- Records supplied
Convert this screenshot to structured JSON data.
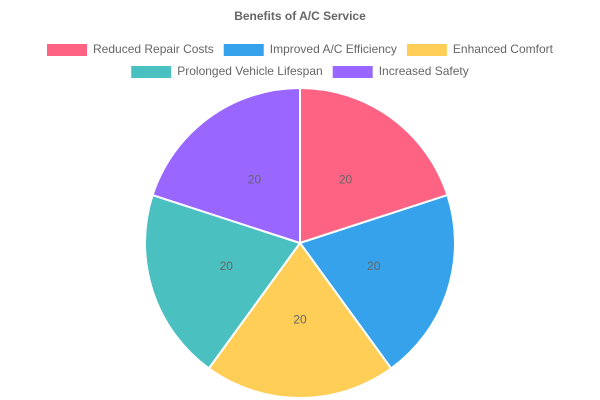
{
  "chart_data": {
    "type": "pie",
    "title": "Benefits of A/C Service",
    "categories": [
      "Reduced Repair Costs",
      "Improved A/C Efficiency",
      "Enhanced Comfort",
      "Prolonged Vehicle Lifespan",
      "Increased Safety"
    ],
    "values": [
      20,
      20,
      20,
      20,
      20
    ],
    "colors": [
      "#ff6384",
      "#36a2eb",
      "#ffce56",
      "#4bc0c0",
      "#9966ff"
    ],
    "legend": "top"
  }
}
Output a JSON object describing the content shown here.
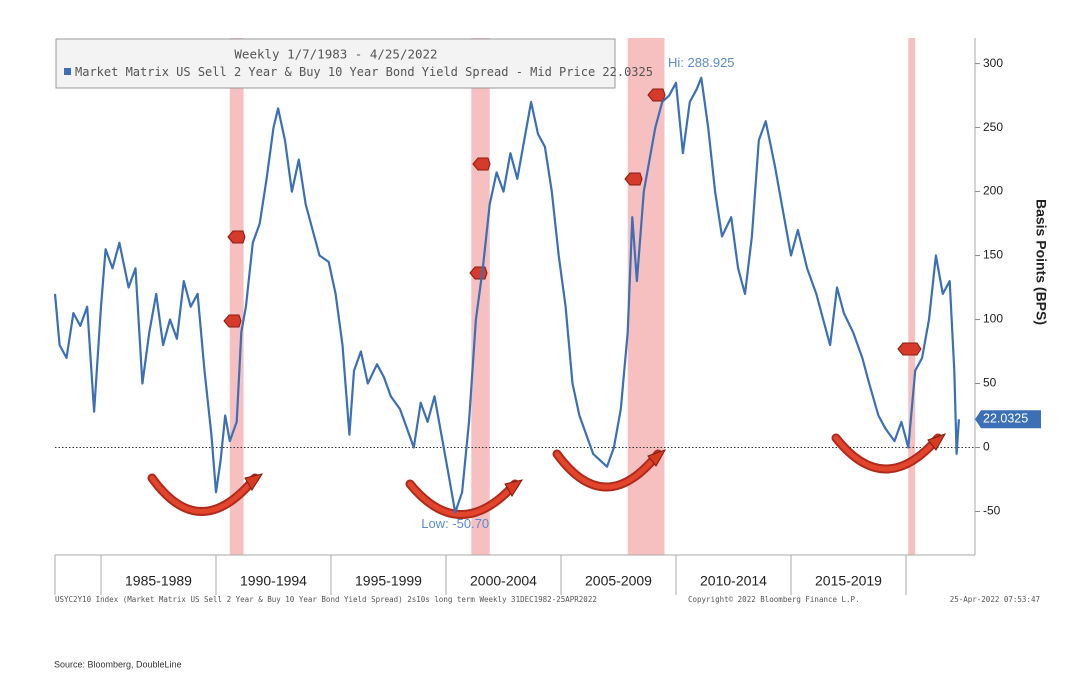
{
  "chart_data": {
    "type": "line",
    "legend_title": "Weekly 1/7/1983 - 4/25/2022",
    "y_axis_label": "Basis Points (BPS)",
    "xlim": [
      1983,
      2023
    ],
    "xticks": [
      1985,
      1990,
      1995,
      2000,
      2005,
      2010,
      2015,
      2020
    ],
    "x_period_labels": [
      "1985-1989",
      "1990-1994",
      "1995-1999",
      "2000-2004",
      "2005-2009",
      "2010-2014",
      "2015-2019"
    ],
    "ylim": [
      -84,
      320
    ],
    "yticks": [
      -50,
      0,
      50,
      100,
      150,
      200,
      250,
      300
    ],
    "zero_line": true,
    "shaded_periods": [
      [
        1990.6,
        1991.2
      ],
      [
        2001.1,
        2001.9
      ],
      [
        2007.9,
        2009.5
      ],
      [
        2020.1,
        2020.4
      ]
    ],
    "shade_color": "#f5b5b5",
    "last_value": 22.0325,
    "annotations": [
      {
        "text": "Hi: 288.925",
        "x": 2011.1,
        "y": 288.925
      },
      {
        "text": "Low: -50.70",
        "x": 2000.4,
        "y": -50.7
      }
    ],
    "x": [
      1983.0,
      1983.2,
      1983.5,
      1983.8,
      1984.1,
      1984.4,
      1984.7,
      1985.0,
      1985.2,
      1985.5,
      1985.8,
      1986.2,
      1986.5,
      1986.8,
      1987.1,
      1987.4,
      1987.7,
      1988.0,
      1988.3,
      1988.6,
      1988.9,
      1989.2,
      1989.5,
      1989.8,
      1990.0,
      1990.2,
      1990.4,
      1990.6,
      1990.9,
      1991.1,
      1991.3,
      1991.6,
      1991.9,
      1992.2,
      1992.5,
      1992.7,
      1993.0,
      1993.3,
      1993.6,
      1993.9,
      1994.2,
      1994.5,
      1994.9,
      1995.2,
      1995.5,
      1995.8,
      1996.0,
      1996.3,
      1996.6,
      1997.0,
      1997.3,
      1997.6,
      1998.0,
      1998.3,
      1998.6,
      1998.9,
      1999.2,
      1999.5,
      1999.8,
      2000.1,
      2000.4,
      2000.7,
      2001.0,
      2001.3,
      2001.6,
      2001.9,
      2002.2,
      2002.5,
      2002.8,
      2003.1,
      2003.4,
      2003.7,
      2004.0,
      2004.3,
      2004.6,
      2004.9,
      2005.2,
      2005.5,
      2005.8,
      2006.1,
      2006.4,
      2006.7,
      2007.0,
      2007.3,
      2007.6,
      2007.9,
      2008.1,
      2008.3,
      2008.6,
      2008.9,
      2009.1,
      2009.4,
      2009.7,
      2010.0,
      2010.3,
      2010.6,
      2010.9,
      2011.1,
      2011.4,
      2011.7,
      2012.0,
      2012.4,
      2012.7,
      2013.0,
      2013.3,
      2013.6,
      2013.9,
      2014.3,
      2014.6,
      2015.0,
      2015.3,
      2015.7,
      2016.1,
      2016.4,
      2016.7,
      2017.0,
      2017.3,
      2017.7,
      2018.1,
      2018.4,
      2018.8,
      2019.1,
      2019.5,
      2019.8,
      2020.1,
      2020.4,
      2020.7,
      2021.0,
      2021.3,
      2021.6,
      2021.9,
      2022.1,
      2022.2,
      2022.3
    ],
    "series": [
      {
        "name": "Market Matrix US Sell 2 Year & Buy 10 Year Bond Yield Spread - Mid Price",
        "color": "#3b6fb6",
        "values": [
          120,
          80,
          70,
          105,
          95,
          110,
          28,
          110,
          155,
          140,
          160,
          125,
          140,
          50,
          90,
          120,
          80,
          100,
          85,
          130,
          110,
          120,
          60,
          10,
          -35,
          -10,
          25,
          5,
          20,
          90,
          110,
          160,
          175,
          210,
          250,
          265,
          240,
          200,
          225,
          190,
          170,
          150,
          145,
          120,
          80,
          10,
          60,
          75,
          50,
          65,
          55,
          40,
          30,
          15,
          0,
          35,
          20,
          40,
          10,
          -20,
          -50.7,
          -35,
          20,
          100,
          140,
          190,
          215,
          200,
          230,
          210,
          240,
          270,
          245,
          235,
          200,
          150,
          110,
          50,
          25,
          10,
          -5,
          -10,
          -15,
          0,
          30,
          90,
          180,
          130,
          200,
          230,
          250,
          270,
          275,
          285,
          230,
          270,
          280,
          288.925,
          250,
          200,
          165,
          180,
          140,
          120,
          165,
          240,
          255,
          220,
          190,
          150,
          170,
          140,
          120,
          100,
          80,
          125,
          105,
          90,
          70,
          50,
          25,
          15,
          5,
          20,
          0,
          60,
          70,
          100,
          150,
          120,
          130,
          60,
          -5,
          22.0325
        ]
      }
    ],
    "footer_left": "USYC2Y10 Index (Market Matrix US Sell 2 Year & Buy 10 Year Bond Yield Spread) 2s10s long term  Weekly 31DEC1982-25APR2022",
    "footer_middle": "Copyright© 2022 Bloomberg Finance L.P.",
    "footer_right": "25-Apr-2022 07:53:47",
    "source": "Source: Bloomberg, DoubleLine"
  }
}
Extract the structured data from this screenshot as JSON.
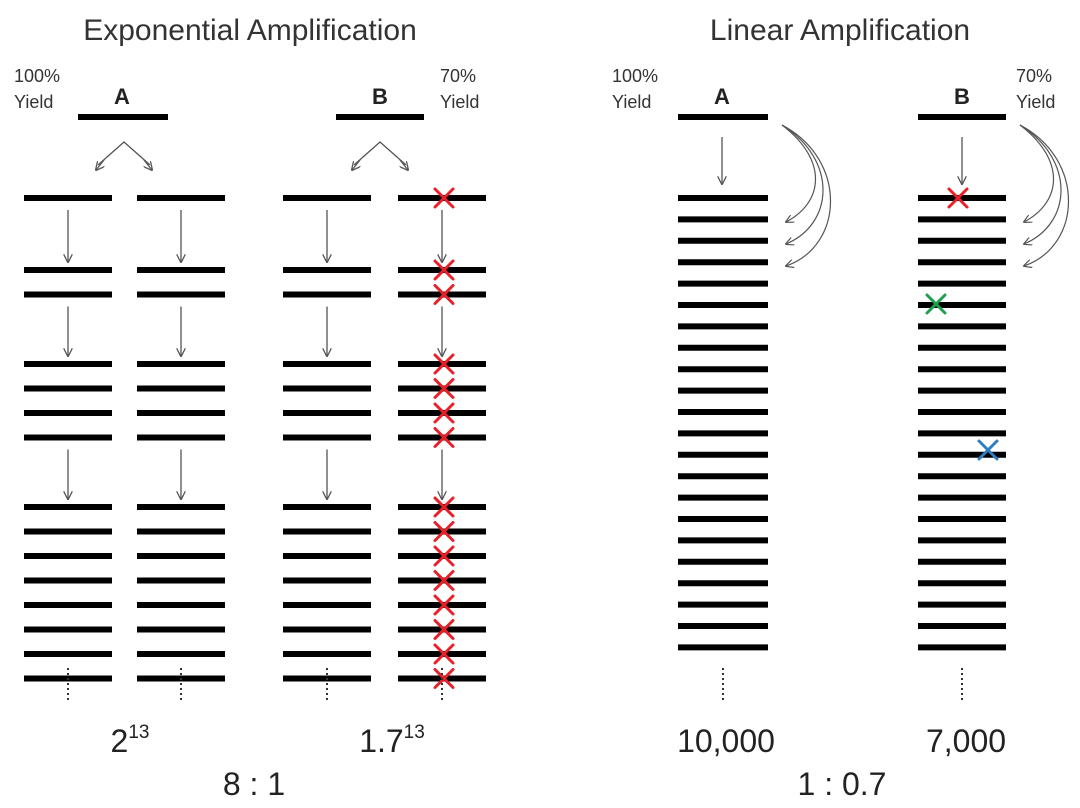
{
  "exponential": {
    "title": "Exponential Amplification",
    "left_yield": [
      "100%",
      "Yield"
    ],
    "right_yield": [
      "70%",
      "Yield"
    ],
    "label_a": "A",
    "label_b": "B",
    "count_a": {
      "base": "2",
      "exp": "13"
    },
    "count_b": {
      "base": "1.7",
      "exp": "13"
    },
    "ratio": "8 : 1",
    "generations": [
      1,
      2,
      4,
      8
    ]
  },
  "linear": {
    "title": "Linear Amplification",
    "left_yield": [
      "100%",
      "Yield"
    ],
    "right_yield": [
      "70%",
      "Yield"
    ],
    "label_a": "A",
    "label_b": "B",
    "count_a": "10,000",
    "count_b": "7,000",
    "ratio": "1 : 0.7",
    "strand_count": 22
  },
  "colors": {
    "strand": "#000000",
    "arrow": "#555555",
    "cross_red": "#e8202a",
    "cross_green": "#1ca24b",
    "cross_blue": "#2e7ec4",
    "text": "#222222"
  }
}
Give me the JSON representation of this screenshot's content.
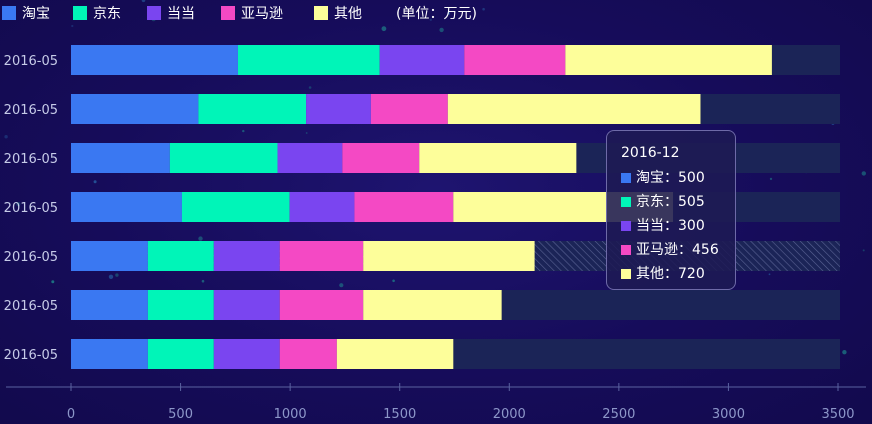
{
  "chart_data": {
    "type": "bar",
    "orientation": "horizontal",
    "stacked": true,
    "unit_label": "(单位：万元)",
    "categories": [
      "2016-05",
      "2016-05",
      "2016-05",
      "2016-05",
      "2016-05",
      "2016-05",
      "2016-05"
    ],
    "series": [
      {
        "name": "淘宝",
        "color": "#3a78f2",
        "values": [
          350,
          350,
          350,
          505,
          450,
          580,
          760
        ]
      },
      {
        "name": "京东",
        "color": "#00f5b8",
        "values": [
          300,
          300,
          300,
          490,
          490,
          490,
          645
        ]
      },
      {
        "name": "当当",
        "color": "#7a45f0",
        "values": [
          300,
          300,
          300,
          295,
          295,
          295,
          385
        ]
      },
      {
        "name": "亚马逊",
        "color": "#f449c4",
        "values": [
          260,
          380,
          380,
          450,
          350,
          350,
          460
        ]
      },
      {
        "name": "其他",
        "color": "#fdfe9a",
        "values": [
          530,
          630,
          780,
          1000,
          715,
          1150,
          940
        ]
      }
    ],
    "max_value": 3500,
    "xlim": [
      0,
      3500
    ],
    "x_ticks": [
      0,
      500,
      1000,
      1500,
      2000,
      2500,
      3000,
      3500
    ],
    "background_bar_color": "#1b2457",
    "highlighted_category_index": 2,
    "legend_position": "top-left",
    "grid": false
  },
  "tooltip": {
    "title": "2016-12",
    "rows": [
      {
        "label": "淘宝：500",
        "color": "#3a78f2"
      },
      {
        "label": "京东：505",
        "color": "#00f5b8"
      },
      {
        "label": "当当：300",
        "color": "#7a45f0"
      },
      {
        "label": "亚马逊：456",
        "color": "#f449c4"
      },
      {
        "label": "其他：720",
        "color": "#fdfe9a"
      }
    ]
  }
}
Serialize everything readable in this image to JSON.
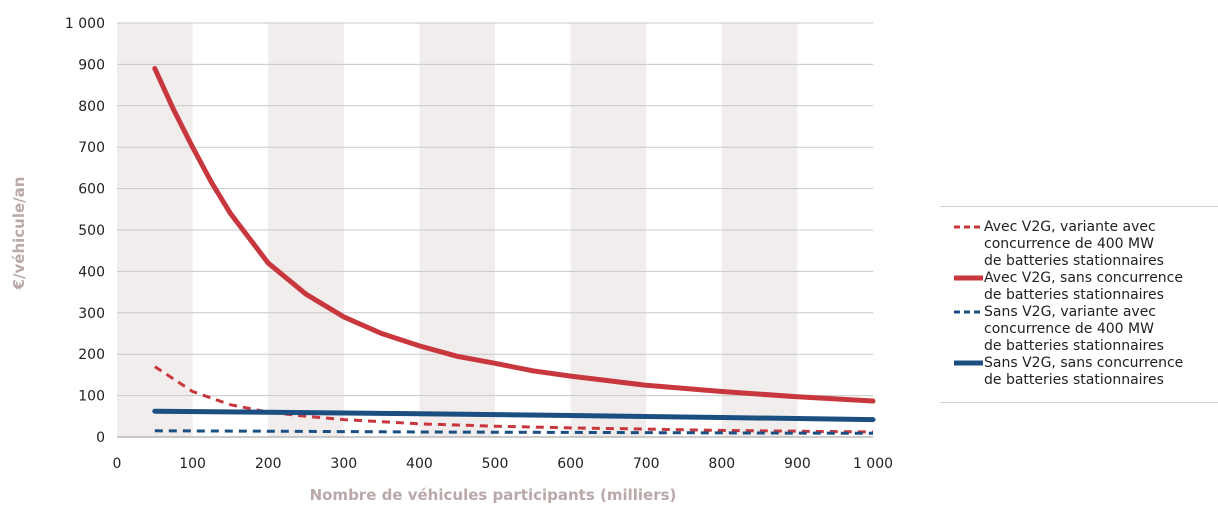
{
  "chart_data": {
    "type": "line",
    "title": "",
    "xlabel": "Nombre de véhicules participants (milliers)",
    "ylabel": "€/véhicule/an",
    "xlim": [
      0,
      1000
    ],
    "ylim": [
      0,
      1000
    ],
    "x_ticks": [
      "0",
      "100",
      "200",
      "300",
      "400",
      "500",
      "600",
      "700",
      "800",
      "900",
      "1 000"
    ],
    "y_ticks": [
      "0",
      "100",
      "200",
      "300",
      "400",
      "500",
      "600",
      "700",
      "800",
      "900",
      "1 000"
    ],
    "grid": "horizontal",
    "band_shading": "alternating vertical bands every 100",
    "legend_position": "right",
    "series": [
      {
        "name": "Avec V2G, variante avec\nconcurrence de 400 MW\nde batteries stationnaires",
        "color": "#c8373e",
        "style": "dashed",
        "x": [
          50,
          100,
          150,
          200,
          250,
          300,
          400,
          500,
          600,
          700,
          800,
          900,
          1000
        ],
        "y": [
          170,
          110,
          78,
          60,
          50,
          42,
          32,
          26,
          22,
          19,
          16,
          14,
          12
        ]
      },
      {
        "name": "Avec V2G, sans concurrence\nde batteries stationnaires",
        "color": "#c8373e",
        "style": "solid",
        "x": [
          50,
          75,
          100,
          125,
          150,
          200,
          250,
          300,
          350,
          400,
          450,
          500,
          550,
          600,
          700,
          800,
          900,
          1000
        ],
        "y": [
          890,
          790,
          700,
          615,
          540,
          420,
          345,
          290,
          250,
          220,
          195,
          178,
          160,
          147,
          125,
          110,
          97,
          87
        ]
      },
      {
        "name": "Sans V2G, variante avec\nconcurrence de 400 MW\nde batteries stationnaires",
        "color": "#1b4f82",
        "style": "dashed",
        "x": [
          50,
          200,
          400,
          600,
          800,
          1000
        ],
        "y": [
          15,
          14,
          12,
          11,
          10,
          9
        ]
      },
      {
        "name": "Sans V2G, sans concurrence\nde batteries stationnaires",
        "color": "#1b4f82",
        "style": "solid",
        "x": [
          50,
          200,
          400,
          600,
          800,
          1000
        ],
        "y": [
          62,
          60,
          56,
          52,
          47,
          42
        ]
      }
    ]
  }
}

- Given request
Reproduce each line of the material containing the word "type".

- The reply
    "type": "pie",
    "type": "line",
    "type": "bar",
    "type": "line",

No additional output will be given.